INSTRUCTIONS FOR THE TASK :: Extract the complete listing and output it unchanged.

[Chart and figure data]
------------
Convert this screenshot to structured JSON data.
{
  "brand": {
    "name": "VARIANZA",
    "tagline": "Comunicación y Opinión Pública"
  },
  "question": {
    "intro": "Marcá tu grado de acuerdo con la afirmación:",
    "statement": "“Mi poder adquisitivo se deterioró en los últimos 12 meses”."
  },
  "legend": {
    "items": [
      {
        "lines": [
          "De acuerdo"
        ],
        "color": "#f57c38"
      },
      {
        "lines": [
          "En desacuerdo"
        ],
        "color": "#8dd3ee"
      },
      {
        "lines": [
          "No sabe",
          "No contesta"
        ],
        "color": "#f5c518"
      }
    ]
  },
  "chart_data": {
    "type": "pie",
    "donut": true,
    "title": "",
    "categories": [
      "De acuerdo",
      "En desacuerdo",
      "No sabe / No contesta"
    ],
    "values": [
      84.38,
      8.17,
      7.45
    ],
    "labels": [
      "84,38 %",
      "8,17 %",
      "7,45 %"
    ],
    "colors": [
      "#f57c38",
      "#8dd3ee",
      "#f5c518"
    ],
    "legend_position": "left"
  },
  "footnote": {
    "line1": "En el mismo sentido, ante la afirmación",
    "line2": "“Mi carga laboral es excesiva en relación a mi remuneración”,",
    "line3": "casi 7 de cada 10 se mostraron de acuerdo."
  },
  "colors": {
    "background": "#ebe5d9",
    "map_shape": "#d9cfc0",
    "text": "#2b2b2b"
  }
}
------------
EXERCISE ANSWER ::
Convert this screenshot to structured JSON data.
{
  "brand": {
    "name": "VARIANZA",
    "tagline": "Comunicación y Opinión Pública"
  },
  "question": {
    "intro": "Marcá tu grado de acuerdo con la afirmación:",
    "statement": "“Mi poder adquisitivo se deterioró en los últimos 12 meses”."
  },
  "legend": {
    "items": [
      {
        "lines": [
          "De acuerdo"
        ],
        "color": "#f57c38"
      },
      {
        "lines": [
          "En desacuerdo"
        ],
        "color": "#8dd3ee"
      },
      {
        "lines": [
          "No sabe",
          "No contesta"
        ],
        "color": "#f5c518"
      }
    ]
  },
  "chart_data": {
    "type": "pie",
    "donut": true,
    "title": "",
    "categories": [
      "De acuerdo",
      "En desacuerdo",
      "No sabe / No contesta"
    ],
    "values": [
      84.38,
      8.17,
      7.45
    ],
    "labels": [
      "84,38 %",
      "8,17 %",
      "7,45 %"
    ],
    "colors": [
      "#f57c38",
      "#8dd3ee",
      "#f5c518"
    ],
    "legend_position": "left"
  },
  "footnote": {
    "line1": "En el mismo sentido, ante la afirmación",
    "line2": "“Mi carga laboral es excesiva en relación a mi remuneración”,",
    "line3": "casi 7 de cada 10 se mostraron de acuerdo."
  },
  "colors": {
    "background": "#ebe5d9",
    "map_shape": "#d9cfc0",
    "text": "#2b2b2b"
  }
}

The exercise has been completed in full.